[BEGIN]
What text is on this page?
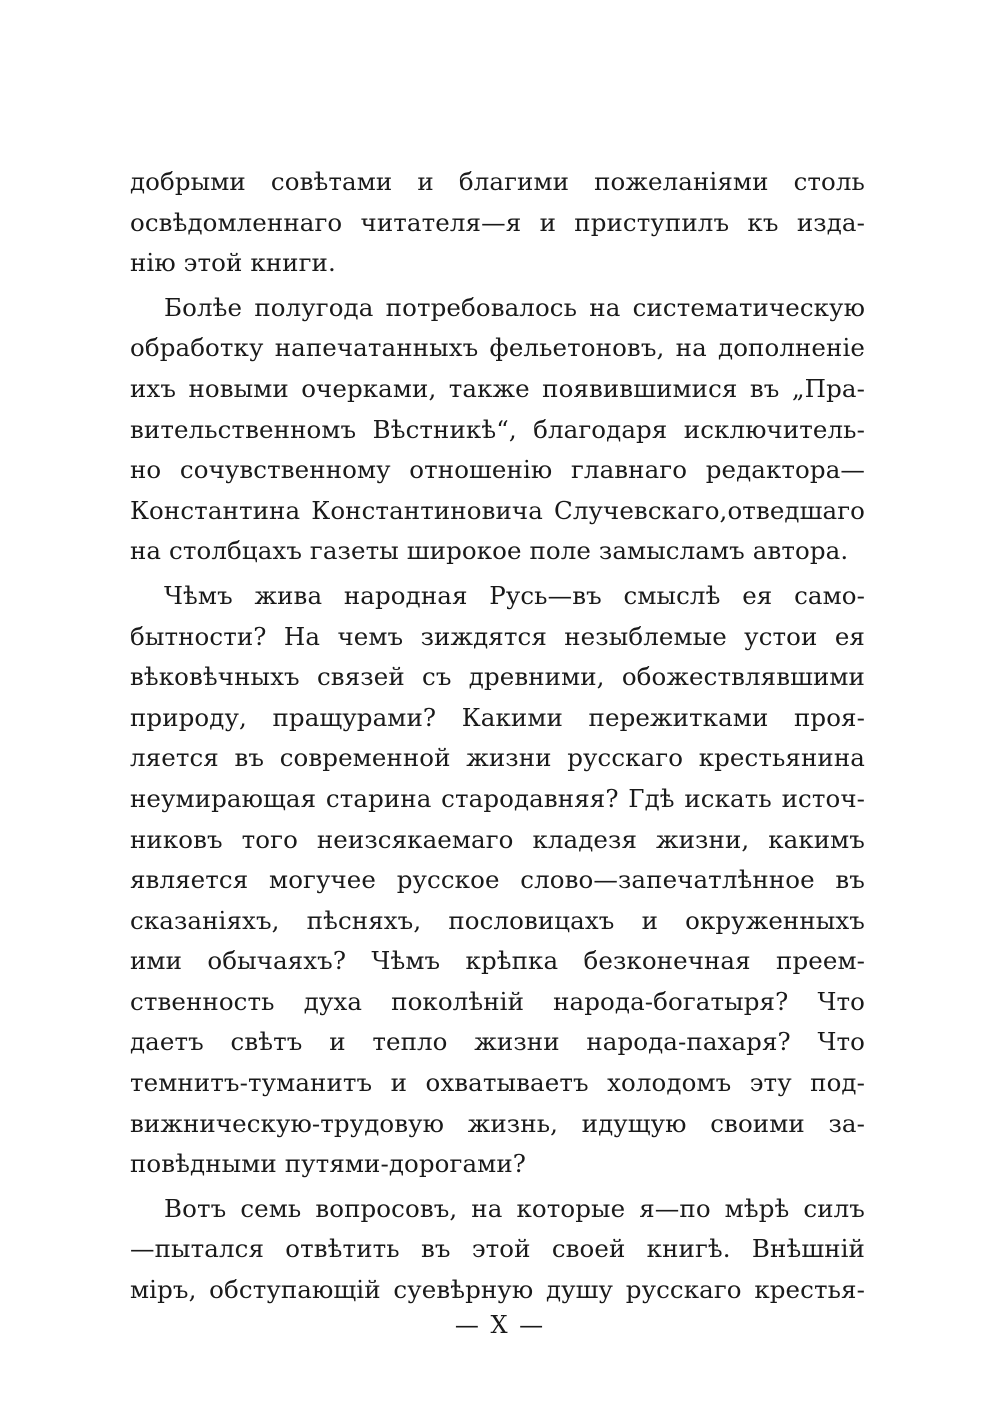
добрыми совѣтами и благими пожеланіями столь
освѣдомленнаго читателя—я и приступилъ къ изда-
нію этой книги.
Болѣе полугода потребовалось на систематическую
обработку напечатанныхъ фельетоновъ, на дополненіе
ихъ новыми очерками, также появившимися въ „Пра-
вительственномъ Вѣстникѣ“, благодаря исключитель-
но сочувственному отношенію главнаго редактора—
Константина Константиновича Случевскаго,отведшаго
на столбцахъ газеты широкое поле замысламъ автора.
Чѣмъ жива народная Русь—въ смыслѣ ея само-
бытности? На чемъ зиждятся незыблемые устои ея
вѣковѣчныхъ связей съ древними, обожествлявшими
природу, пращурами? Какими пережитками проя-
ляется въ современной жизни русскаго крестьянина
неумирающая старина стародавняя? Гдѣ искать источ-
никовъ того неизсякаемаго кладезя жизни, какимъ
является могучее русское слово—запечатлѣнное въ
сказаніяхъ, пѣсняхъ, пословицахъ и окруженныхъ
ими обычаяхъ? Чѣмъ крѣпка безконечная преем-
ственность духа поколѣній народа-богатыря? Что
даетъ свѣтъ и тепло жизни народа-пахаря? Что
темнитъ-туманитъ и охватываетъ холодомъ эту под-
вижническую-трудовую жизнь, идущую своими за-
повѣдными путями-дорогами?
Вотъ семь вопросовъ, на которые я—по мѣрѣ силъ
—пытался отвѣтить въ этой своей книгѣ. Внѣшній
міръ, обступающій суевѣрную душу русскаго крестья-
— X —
[END]
Where a line in the material contains "русскаго", copy that line.

Task result:
ляется въ современной жизни русскаго крестьянина
міръ, обступающій суевѣрную душу русскаго крестья-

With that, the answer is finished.